The task>
From the listing below, count the lines where the string "weather" occurs. Give the number, with no other words.

-*-

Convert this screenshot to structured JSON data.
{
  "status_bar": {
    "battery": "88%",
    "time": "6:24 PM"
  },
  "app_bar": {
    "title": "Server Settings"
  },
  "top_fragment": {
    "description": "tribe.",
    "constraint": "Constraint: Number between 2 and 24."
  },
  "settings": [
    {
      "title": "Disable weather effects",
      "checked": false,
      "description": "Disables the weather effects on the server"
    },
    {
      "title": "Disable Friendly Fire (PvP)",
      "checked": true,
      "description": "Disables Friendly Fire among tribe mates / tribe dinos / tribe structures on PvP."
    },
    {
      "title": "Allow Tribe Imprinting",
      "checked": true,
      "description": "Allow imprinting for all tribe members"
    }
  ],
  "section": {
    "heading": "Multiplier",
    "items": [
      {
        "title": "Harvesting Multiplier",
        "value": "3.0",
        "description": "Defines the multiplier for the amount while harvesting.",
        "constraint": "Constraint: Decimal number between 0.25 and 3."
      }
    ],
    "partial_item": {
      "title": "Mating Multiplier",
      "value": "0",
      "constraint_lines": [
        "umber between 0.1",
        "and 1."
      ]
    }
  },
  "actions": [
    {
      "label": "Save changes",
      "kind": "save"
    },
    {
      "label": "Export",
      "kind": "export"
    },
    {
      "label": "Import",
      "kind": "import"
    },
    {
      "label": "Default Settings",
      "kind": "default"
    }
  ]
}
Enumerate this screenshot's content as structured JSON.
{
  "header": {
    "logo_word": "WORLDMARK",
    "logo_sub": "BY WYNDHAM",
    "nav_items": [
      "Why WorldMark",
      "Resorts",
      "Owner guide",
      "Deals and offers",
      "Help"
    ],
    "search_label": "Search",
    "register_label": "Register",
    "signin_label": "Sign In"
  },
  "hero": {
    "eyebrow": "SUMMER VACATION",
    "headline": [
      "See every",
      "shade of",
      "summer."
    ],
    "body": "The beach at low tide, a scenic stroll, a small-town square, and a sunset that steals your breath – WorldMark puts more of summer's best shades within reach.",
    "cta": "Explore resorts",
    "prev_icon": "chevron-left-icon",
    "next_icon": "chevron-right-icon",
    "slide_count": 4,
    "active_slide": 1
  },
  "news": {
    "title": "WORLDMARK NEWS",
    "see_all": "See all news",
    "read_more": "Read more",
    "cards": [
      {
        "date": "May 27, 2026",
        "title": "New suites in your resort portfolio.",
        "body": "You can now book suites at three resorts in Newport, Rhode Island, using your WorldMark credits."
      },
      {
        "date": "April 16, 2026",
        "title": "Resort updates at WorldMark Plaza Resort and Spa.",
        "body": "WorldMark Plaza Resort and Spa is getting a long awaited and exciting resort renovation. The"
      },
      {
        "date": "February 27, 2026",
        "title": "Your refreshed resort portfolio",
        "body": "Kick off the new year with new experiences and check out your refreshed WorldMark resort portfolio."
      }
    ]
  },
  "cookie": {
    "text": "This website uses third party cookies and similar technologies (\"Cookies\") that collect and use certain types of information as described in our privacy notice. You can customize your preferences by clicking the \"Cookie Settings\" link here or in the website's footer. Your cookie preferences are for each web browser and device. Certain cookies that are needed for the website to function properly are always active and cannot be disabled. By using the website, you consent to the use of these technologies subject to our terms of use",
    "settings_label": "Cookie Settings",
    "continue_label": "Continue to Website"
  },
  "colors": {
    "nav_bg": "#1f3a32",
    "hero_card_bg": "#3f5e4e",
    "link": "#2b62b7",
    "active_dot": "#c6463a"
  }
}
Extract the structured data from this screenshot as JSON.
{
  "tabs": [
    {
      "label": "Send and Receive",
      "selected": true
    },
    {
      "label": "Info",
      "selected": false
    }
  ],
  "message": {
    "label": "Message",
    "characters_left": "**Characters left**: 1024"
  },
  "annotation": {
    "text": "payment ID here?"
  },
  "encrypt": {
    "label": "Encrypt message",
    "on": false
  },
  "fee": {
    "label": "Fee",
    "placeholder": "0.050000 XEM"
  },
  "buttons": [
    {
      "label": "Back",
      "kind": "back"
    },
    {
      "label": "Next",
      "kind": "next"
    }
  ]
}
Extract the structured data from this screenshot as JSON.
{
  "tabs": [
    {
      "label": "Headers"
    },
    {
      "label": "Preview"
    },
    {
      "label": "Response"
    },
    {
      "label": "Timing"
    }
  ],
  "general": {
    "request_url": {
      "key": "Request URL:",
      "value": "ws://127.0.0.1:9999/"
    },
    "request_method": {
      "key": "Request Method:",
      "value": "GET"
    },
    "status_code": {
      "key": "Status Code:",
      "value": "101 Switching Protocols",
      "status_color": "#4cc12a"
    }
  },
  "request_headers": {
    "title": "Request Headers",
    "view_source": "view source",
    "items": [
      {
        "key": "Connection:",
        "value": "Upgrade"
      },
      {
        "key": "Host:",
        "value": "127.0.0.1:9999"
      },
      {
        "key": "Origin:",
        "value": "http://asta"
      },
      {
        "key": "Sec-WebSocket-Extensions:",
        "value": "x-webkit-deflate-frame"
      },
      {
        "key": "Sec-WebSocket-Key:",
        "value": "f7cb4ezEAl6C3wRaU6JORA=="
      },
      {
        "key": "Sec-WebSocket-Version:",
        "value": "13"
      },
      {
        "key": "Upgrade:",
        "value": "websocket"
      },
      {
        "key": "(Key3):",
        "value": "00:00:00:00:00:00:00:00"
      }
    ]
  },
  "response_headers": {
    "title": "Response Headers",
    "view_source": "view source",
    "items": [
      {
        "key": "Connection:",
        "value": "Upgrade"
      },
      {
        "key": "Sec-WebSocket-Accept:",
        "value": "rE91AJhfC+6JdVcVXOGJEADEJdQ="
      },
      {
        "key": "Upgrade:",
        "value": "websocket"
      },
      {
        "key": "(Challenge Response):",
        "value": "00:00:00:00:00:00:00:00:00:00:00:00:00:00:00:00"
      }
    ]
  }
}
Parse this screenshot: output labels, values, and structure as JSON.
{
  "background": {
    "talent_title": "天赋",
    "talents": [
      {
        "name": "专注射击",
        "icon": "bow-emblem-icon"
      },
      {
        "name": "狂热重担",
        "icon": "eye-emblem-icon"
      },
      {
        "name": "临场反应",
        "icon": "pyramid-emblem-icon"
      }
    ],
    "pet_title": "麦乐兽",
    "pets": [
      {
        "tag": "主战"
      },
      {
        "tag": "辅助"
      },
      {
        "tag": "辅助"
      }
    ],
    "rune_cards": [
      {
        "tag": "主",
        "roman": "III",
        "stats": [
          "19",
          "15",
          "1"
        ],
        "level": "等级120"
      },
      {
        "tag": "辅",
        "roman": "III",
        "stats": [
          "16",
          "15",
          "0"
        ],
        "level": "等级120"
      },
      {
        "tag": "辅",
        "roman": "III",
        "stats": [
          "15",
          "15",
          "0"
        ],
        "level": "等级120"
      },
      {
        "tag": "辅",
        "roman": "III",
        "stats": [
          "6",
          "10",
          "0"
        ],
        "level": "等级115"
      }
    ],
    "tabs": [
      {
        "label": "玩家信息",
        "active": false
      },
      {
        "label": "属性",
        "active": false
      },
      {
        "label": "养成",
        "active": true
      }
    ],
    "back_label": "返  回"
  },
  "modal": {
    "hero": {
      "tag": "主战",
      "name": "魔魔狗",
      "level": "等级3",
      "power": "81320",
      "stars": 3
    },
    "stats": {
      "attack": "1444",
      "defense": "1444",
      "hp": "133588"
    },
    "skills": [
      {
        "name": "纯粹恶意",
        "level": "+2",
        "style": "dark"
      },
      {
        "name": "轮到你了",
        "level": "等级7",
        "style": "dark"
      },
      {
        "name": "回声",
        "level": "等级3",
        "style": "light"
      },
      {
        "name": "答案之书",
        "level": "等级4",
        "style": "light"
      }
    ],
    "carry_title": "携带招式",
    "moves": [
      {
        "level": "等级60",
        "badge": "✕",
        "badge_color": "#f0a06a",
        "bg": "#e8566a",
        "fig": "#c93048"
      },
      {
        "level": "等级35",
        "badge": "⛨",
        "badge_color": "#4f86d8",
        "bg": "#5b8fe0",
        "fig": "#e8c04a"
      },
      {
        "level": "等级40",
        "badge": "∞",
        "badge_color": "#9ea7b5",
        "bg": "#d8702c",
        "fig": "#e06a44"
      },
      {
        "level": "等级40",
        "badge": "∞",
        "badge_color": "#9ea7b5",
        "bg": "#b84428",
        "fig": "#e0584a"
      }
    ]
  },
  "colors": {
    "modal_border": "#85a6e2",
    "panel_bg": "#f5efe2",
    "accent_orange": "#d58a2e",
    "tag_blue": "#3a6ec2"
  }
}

-*-

Complete answer>
2